- Stored records
▬▬▬▬▬▬

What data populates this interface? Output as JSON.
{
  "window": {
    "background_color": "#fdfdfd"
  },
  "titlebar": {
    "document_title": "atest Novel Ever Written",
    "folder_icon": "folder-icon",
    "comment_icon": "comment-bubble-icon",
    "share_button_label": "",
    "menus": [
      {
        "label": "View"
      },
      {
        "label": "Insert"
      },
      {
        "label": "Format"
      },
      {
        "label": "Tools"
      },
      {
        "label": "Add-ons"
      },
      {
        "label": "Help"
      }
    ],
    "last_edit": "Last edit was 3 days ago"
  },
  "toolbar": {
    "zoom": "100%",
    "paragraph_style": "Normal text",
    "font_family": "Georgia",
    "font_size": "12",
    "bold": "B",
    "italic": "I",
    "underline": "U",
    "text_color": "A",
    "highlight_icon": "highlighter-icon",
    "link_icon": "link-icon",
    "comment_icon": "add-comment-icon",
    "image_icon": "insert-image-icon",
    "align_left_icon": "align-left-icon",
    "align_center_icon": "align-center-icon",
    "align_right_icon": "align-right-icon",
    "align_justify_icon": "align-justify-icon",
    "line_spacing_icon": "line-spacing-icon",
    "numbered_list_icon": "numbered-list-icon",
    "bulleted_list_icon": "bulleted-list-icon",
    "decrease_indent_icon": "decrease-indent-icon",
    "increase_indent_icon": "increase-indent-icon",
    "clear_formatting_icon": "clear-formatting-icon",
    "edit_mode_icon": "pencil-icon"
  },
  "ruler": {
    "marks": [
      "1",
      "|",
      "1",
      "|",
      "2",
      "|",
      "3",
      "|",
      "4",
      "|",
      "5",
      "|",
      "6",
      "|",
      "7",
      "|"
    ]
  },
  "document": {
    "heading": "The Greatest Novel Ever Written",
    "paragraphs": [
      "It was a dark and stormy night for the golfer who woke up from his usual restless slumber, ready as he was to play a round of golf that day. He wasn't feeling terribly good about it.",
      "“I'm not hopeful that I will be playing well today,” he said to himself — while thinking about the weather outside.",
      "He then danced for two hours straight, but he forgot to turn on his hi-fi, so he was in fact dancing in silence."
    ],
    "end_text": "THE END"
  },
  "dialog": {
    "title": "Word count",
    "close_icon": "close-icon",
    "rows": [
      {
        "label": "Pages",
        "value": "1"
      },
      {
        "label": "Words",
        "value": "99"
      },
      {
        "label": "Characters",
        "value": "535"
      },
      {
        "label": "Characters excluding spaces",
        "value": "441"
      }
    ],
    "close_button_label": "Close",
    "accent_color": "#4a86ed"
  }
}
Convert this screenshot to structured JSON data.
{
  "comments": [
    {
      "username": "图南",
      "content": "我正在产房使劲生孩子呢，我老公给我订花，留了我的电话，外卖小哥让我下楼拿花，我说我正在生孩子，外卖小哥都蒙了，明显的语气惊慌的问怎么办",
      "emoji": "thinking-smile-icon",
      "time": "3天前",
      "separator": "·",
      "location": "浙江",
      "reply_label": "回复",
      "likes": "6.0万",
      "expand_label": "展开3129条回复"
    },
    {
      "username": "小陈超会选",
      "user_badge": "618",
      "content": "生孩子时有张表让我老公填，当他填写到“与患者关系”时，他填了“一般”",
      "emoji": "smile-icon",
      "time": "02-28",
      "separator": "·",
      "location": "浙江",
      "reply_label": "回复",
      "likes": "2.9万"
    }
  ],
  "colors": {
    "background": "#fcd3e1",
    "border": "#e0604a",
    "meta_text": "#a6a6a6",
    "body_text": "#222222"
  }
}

▬▬▬▬▬▬

- Given task
Write out the material from the first line to the last, exactly.

- Finished exercise
What data populates this interface? Output as JSON.
{
  "window": {
    "background_color": "#fdfdfd"
  },
  "titlebar": {
    "document_title": "atest Novel Ever Written",
    "folder_icon": "folder-icon",
    "comment_icon": "comment-bubble-icon",
    "share_button_label": "",
    "menus": [
      {
        "label": "View"
      },
      {
        "label": "Insert"
      },
      {
        "label": "Format"
      },
      {
        "label": "Tools"
      },
      {
        "label": "Add-ons"
      },
      {
        "label": "Help"
      }
    ],
    "last_edit": "Last edit was 3 days ago"
  },
  "toolbar": {
    "zoom": "100%",
    "paragraph_style": "Normal text",
    "font_family": "Georgia",
    "font_size": "12",
    "bold": "B",
    "italic": "I",
    "underline": "U",
    "text_color": "A",
    "highlight_icon": "highlighter-icon",
    "link_icon": "link-icon",
    "comment_icon": "add-comment-icon",
    "image_icon": "insert-image-icon",
    "align_left_icon": "align-left-icon",
    "align_center_icon": "align-center-icon",
    "align_right_icon": "align-right-icon",
    "align_justify_icon": "align-justify-icon",
    "line_spacing_icon": "line-spacing-icon",
    "numbered_list_icon": "numbered-list-icon",
    "bulleted_list_icon": "bulleted-list-icon",
    "decrease_indent_icon": "decrease-indent-icon",
    "increase_indent_icon": "increase-indent-icon",
    "clear_formatting_icon": "clear-formatting-icon",
    "edit_mode_icon": "pencil-icon"
  },
  "ruler": {
    "marks": [
      "1",
      "|",
      "1",
      "|",
      "2",
      "|",
      "3",
      "|",
      "4",
      "|",
      "5",
      "|",
      "6",
      "|",
      "7",
      "|"
    ]
  },
  "document": {
    "heading": "The Greatest Novel Ever Written",
    "paragraphs": [
      "It was a dark and stormy night for the golfer who woke up from his usual restless slumber, ready as he was to play a round of golf that day. He wasn't feeling terribly good about it.",
      "“I'm not hopeful that I will be playing well today,” he said to himself — while thinking about the weather outside.",
      "He then danced for two hours straight, but he forgot to turn on his hi-fi, so he was in fact dancing in silence."
    ],
    "end_text": "THE END"
  },
  "dialog": {
    "title": "Word count",
    "close_icon": "close-icon",
    "rows": [
      {
        "label": "Pages",
        "value": "1"
      },
      {
        "label": "Words",
        "value": "99"
      },
      {
        "label": "Characters",
        "value": "535"
      },
      {
        "label": "Characters excluding spaces",
        "value": "441"
      }
    ],
    "close_button_label": "Close",
    "accent_color": "#4a86ed"
  }
}
Convert this screenshot to structured JSON data.
{
  "comments": [
    {
      "username": "图南",
      "content": "我正在产房使劲生孩子呢，我老公给我订花，留了我的电话，外卖小哥让我下楼拿花，我说我正在生孩子，外卖小哥都蒙了，明显的语气惊慌的问怎么办",
      "emoji": "thinking-smile-icon",
      "time": "3天前",
      "separator": "·",
      "location": "浙江",
      "reply_label": "回复",
      "likes": "6.0万",
      "expand_label": "展开3129条回复"
    },
    {
      "username": "小陈超会选",
      "user_badge": "618",
      "content": "生孩子时有张表让我老公填，当他填写到“与患者关系”时，他填了“一般”",
      "emoji": "smile-icon",
      "time": "02-28",
      "separator": "·",
      "location": "浙江",
      "reply_label": "回复",
      "likes": "2.9万"
    }
  ],
  "colors": {
    "background": "#fcd3e1",
    "border": "#e0604a",
    "meta_text": "#a6a6a6",
    "body_text": "#222222"
  }
}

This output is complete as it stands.